==== Text provided ====

You must release mutex after end of work with data. Call `release_mutex` and pass ValueData instance and pointer to data.
```C
void* acquire_mutex(ValueMutex* valuemutex, uint32_t timeout) {
if(osMutexTake(valuemutex->mutex, timeout) == osOk) {
return valuemutex->value;
} else {
return NULL;
}
}
// infinitly wait for mutex
inline static void* acquire_mutex_block(ValueMutex* valuemutex) {
return acquire_mutex(valuemutex, OsWaitForever);
}
bool release_mutex(ValueMutex* valuemutex, void* value) {
if(value != valuemutex->value) return false;
if(!osMutexGive(valuemutex->mutex)) return false;
return true;
}
```
Instead of take-access-give sequence you can use `read_mutex` and `write_mutex` functions. Both functions return true in case of success, false otherwise.
```C
bool read_mutex(ValueMutex* valuemutex, void* data, size_t len, uint32_t timeout) {
void* value = acquire_mutex(valuemutex, timeout);
if(value == NULL || len > valuemutex->size) return false;
memcpy(data, value, len > 0 ? len : valuemutex->size):
if(!release_mutex(valuemutex, value)) return false;
return true;
}
inline static bool read_mutex_block(ValueMutex* valuemutex, void* data, size_t len) {
return read_mutex(valuemutex, data, len, OsWaitForever);
}
bool write_mutex(ValueMutex* valuemutex, void* data, size_t len, uint32_t timeout) {
void* value = acquire_mutex(valuemutex, timeout);
if(value == NULL || len > valuemutex->size) return false;
memcpy(value, data, len > 0 ? len : valuemutex->size):
if(!release_mutex(valuemutex, value)) return false;
return true;
}
inline static bool write_mutex_block(ValueMutex* valuemutex, void* data, size_t len) {
return write_mutex(valuemutex, data, len, OsWaitForever);
}
```
## Usage example
```C
/*
MANIFEST
name="example-provider-app"
stack=128
*/
void provider_app(void* _p) {
// create record with mutex
uint32_t example_value = 0;
ValueMutex example_mutex;
if(!init_mutex(&example_mutex, (void*)&example_value, sizeof(uint32_t))) {
printf("critical error\n");
flapp_exit(NULL);
}
if(furi_create("provider/example", (void*)&example_mutex)) {
printf("critical error\n");
flapp_exit(NULL);
}
// we are ready to provide record to other apps
flapp_ready();
// get value and increment it
while(1) {
uint32_t* value = acquire_mutex(&example_mutex, OsWaitForever);
if(value != NULL) {
value++;
}
release_mutex(&example_mutex, value);
osDelay(100);
}
}
/*
MANIFEST
name="example-consumer-app"

====

Task instructions =>
**1)** Name every function in the ValueMutex code text that is declared inline static.
**2)** Answer these from the ValueMutex code text:
(a) What does acquire_mutex return when osMutexTake does not return osOk?
(b) What stack value does the manifest for example-provider-app give?
(c) What string does the usage example pass to furi_create?
**3)** Please extend the ValueMutex code text, picking up right after its last line.
The listing is separate material and not part of the ValueMutex code text.

==== Dataset excerpts ====

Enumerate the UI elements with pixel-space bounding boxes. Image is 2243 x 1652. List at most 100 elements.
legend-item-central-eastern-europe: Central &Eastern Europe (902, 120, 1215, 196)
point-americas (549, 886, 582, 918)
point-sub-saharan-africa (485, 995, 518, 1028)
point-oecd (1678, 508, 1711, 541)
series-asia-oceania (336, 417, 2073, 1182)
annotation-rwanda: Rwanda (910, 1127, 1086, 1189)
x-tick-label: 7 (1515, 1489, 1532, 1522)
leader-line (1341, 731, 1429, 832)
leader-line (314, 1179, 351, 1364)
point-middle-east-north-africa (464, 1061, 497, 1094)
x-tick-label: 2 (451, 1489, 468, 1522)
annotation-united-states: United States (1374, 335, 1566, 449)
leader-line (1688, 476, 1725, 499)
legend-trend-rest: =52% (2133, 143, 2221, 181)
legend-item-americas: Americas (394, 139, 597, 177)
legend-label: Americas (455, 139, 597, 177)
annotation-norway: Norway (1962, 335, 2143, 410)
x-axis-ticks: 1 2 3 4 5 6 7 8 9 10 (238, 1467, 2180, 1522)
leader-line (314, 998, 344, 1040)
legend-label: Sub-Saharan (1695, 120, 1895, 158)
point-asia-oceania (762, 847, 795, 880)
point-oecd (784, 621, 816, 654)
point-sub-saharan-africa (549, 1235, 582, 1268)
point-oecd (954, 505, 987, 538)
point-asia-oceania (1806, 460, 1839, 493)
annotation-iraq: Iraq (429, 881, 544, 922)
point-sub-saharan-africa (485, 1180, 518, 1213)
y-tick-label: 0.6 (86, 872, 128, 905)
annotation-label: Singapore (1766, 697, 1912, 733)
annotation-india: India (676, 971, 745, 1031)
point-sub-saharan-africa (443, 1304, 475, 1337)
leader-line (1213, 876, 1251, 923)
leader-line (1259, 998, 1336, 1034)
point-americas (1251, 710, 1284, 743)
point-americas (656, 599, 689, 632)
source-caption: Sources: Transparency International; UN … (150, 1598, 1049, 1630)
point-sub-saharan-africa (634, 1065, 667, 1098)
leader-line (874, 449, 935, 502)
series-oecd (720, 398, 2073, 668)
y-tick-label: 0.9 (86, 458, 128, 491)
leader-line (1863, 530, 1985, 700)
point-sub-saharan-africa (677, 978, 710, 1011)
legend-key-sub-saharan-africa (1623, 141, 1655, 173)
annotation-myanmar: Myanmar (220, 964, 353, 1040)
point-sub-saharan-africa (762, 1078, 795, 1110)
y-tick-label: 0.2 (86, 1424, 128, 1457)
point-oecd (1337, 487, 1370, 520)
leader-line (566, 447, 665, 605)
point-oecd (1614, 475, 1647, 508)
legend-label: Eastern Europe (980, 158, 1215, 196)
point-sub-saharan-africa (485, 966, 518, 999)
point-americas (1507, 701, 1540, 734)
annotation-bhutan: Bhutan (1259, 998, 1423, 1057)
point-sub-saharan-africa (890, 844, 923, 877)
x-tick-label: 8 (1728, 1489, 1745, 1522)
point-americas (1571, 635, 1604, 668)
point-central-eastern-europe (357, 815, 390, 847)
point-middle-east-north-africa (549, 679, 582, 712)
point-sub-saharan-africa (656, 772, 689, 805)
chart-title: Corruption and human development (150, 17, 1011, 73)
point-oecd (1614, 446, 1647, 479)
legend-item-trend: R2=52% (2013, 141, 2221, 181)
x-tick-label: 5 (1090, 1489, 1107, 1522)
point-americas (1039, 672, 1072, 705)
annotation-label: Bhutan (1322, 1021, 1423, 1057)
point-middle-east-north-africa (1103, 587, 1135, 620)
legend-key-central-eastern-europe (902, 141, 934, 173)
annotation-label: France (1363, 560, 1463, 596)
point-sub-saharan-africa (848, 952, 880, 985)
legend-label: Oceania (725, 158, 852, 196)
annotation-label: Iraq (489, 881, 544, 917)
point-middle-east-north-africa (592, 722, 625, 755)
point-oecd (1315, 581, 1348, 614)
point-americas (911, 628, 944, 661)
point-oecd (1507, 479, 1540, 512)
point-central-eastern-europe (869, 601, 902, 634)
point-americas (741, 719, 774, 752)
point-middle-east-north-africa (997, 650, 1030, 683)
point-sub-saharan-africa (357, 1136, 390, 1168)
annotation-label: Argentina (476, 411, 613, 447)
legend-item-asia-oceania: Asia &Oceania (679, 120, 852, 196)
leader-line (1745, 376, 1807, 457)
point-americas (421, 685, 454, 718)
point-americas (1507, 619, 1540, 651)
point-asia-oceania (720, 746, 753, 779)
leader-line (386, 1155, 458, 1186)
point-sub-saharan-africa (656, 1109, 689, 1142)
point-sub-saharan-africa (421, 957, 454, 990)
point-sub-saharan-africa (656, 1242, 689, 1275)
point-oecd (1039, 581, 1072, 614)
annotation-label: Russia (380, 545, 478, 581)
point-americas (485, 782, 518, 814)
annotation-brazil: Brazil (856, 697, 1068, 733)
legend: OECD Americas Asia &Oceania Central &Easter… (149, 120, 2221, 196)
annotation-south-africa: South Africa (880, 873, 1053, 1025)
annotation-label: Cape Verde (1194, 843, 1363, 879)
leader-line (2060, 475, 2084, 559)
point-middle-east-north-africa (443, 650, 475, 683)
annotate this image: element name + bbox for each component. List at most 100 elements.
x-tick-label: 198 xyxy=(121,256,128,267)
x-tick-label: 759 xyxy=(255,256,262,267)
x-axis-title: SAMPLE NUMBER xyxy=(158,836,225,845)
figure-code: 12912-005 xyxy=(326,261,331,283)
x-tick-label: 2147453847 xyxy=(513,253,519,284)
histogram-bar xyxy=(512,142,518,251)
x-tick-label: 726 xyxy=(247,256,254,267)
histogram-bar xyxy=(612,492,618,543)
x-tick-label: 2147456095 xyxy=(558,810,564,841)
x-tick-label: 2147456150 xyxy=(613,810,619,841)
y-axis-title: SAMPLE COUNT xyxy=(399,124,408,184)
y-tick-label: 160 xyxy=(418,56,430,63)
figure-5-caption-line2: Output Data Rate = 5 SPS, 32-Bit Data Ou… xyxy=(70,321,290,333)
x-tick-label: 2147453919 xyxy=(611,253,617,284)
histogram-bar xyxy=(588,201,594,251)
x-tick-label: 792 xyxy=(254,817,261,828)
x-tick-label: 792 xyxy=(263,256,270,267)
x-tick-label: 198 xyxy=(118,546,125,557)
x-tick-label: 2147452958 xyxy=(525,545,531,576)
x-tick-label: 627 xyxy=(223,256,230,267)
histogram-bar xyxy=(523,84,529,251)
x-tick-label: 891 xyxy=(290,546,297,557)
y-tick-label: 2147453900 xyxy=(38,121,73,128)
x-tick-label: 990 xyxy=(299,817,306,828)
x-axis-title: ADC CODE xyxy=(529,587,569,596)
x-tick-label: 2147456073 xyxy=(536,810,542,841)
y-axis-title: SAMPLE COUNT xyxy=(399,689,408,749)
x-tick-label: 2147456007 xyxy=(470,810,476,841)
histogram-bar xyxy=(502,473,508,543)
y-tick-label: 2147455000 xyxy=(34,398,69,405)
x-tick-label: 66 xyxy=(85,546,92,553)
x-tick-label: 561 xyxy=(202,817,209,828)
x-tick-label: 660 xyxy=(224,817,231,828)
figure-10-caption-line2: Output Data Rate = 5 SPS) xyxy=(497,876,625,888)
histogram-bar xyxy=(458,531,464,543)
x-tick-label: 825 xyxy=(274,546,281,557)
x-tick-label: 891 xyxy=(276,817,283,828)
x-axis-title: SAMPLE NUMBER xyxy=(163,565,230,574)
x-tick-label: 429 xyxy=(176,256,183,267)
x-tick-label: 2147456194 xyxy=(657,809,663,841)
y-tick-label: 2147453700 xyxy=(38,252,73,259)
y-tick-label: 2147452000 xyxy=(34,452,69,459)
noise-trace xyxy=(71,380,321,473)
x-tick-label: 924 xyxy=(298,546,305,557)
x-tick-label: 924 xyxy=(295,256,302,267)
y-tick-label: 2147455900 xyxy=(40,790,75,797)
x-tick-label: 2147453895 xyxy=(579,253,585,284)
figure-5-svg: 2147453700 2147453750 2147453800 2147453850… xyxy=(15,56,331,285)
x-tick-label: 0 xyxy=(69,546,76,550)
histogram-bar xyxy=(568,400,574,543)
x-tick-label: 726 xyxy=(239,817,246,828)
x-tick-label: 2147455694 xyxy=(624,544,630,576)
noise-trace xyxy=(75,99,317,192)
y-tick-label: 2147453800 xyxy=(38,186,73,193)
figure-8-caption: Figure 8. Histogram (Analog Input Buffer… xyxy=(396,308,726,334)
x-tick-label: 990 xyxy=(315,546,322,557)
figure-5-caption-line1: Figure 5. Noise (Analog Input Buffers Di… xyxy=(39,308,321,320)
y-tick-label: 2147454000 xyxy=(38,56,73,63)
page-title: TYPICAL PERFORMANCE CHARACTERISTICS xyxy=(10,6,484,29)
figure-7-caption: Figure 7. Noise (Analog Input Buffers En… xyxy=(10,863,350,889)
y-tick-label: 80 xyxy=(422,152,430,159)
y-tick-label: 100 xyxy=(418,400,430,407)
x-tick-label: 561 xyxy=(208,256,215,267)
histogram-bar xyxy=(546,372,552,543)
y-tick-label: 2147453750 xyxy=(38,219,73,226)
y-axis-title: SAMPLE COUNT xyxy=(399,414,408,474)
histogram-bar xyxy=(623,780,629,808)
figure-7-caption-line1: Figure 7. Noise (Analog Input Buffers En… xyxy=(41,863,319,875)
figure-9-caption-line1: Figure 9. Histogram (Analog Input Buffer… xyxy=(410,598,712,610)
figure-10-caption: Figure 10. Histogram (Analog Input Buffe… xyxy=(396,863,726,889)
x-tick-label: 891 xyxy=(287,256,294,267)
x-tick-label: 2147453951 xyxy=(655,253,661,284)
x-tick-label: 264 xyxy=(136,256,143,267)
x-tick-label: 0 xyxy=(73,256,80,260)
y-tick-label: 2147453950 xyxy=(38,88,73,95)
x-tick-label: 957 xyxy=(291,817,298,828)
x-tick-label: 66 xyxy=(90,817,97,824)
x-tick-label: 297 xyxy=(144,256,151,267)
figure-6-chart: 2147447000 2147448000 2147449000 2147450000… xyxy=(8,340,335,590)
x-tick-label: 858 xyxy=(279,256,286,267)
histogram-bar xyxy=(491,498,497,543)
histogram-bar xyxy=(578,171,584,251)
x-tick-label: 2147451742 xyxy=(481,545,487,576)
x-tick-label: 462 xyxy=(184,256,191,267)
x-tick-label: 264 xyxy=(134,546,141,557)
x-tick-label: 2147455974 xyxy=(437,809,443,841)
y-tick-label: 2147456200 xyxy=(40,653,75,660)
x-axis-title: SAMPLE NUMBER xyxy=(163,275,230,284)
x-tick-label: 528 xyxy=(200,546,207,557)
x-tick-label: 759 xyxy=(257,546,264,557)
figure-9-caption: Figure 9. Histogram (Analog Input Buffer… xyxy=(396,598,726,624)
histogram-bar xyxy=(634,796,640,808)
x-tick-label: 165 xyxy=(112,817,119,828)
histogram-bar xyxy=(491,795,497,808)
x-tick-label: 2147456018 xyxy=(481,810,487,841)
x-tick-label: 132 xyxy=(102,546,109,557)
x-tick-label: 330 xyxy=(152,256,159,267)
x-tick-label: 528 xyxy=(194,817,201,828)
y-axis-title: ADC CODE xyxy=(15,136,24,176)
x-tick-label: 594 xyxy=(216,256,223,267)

====

Answers to this exercise =>
**1)** acquire_mutex_block, read_mutex_block, write_mutex_block

**2)**
(a) NULL
(b) 128
(c) "provider/example"

**3)**
stack=128
require="example-provider-app"
*/
void consumer_app(void* _p) {
// this app run after flapp_ready call in all requirements app
// open mutex value
ValueMutex* counter_mutex = furi_open("provider/example");
if(counter_mutex == NULL) {
printf("critical error\n");
flapp_exit(NULL);
}
// continously read value every 1s
uint32_t counter;
while(1) {
if(read_mutex(counter_mutex, &counter, sizeof(counter), OsWaitForever)) {
printf("counter value: %d\n", counter);
}
osDelay(1000);
}
}
```
# PubSub
PubSub allows users to subscribe on notifies and notify subscribers. Notifier side can pass `void*` arg to subscriber callback, and also subscriber can set `void*` context pointer that pass into callback (you can see callback signature below).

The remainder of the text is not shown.